# TASK BRIEF:
Retype exactly the stretch of lines that begins at the line containing "Extract the structured" and ends at the last line of the data, with no other lines.

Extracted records
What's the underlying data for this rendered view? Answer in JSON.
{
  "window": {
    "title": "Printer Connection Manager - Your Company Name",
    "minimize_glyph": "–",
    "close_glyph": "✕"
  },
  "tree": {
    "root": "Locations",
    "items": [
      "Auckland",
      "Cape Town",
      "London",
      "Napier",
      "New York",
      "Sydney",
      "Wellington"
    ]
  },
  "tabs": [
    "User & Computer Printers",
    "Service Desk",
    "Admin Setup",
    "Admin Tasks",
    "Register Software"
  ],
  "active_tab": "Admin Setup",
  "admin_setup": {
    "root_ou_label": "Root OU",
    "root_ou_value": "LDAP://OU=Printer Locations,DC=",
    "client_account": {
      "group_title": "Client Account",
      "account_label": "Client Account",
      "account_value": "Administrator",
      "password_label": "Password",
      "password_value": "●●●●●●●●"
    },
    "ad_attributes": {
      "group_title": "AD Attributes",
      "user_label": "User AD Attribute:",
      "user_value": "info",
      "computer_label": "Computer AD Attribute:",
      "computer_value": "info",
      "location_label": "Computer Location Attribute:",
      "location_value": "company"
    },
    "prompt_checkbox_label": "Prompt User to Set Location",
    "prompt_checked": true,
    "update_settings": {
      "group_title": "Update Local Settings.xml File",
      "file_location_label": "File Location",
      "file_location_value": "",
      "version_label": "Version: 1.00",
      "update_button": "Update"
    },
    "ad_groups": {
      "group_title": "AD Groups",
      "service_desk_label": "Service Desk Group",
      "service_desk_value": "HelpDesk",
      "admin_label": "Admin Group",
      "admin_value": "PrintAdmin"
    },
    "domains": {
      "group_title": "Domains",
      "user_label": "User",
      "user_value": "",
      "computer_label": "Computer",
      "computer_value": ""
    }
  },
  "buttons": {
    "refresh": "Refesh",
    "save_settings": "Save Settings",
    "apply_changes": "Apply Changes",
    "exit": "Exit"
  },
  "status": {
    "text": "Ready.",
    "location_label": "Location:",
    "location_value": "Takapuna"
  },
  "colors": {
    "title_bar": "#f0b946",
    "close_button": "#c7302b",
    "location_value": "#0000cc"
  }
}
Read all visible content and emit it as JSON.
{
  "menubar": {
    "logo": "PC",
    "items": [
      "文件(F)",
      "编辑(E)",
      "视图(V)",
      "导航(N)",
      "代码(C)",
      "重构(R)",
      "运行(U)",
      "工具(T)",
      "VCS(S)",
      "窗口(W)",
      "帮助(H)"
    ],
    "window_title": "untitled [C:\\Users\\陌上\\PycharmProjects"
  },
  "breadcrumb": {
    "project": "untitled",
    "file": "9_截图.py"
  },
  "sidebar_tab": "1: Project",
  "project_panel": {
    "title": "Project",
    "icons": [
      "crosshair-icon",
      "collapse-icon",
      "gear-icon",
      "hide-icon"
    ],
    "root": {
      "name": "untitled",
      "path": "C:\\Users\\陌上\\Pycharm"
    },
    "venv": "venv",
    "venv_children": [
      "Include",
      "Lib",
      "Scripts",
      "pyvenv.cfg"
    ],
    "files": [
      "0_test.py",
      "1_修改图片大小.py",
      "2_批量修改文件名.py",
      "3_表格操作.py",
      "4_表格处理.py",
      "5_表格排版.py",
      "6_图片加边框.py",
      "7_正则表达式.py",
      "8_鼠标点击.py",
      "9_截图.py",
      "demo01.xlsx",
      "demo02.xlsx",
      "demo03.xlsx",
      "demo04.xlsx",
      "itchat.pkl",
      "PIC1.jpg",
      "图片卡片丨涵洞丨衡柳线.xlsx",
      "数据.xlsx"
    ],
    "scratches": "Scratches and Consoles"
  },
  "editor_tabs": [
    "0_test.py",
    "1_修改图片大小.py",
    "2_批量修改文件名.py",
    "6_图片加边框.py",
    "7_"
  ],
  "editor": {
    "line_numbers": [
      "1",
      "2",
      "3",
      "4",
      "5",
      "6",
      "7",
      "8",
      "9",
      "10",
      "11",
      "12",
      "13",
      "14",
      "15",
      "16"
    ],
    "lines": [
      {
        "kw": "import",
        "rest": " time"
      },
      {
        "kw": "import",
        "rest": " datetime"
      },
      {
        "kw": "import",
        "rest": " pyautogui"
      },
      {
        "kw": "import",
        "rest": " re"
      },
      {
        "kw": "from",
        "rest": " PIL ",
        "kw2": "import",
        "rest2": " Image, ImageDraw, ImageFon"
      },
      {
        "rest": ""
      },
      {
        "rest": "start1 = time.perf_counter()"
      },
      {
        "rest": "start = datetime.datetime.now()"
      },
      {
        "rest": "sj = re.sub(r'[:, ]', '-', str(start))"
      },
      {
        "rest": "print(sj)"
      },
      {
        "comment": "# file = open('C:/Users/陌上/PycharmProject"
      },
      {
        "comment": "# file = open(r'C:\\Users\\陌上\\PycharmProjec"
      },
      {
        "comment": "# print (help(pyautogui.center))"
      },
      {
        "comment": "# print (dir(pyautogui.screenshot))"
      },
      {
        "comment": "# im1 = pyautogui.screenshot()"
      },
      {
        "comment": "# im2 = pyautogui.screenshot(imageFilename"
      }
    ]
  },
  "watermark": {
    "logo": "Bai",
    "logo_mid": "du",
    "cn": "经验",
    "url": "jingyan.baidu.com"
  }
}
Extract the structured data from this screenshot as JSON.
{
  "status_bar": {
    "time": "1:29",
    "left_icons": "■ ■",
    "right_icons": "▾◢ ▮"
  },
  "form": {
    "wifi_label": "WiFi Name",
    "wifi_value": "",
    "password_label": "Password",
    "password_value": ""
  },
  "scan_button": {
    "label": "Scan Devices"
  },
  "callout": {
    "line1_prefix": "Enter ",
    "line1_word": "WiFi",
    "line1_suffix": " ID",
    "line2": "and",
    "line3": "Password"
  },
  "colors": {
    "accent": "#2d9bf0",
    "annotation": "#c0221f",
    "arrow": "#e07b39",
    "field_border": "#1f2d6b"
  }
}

# RIGHT ANSWER:
Extract the structured data from this screenshot as JSON.
{
  "status_bar": {
    "time": "1:29",
    "left_icons": "■ ■",
    "right_icons": "▾◢ ▮"
  },
  "form": {
    "wifi_label": "WiFi Name",
    "wifi_value": "",
    "password_label": "Password",
    "password_value": ""
  },
  "scan_button": {
    "label": "Scan Devices"
  },
  "callout": {
    "line1_prefix": "Enter ",
    "line1_word": "WiFi",
    "line1_suffix": " ID",
    "line2": "and",
    "line3": "Password"
  },
  "colors": {
    "accent": "#2d9bf0",
    "annotation": "#c0221f",
    "arrow": "#e07b39",
    "field_border": "#1f2d6b"
  }
}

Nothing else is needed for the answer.